## start Data entries
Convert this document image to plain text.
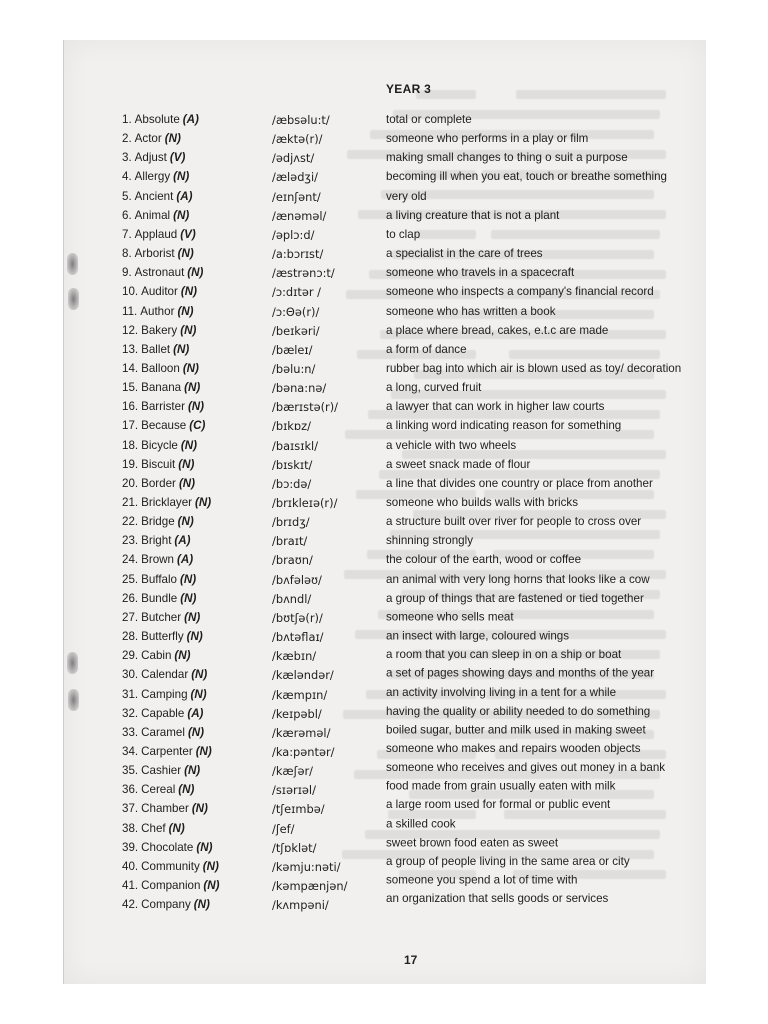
YEAR 3
1. Absolute (A)	/æbsəlu:t/	total or complete
2. Actor (N)	/æktə(r)/	someone who performs in a play or film
3. Adjust (V)	/ədjʌst/	making small changes to thing o suit a purpose
4. Allergy (N)	/ælədʒi/	becoming ill when you eat, touch or breathe something
5. Ancient (A)	/eɪnʃənt/	very old
6. Animal (N)	/ænəməl/	a living creature that is not a plant
7. Applaud (V)	/əplɔ:d/	to clap
8. Arborist (N)	/a:bɔrɪst/	a specialist in the care of trees
9. Astronaut (N)	/æstrənɔ:t/	someone who travels in a spacecraft
10. Auditor (N)	/ɔ:dɪtər /	someone who inspects a company's financial record
11. Author (N)	/ɔ:Θə(r)/	someone who has written a book
12. Bakery (N)	/beɪkəri/	a place where bread, cakes, e.t.c are made
13. Ballet (N)	/bæleɪ/	a form of dance
14. Balloon (N)	/bəlu:n/	rubber bag into which air is blown used as toy/ decoration
15. Banana (N)	/bəna:nə/	a long, curved fruit
16. Barrister (N)	/bærɪstə(r)/	a lawyer that can work in higher law courts
17. Because (C)	/bɪkɒz/	a linking word indicating reason for something
18. Bicycle (N)	/baɪsɪkl/	a vehicle with two wheels
19. Biscuit (N)	/bɪskɪt/	a sweet snack made of flour
20. Border (N)	/bɔ:də/	a line that divides one country or place from another
21. Bricklayer (N)	/brɪkleɪə(r)/	someone who builds walls with bricks
22. Bridge (N)	/brɪdʒ/	a structure built over river for people to cross over
23. Bright (A)	/braɪt/	shinning strongly
24. Brown (A)	/braʊn/	the colour of the earth, wood or coffee
25. Buffalo (N)	/bʌfələʊ/	an animal with very long horns that looks like a cow
26. Bundle (N)	/bʌndl/	a group of things that are fastened or tied together
27. Butcher (N)	/bʊtʃə(r)/	someone who sells meat
28. Butterfly (N)	/bʌtəflaɪ/	an insect with large, coloured wings
29. Cabin (N)	/kæbɪn/	a room that you can sleep in on a ship or boat
30. Calendar (N)	/kæləndər/	a set of pages showing days and months of the year
31. Camping (N)	/kæmpɪn/	an activity involving living in a tent for a while
32. Capable (A)	/keɪpəbl/	having the quality or ability needed to do something
33. Caramel (N)	/kærəməl/	boiled sugar, butter and milk used in making sweet
34. Carpenter (N)	/ka:pəntər/	someone who makes and repairs wooden objects
35. Cashier (N)	/kæʃər/	someone who receives and gives out money in a bank
36. Cereal (N)	/sɪərɪəl/	food made from grain usually eaten with milk
37. Chamber (N)	/tʃeɪmbə/	a large room used for formal or public event
38. Chef (N)	/ʃef/	a skilled cook
39. Chocolate (N)	/tʃɒklət/	sweet brown food eaten as sweet
40. Community (N)	/kəmju:nəti/	a group of people living in the same area or city
41. Companion (N)	/kəmpænjən/	someone you spend a lot of time with
42. Company (N)	/kʌmpəni/	an organization that sells goods or services
17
## end Data entries
## [Short exercise]
In the records above, find each line holding "from" and copy it.

## [Expected answer]
20. Border (N)	/bɔ:də/	a line that divides one country or place from another
36. Cereal (N)	/sɪərɪəl/	food made from grain usually eaten with milk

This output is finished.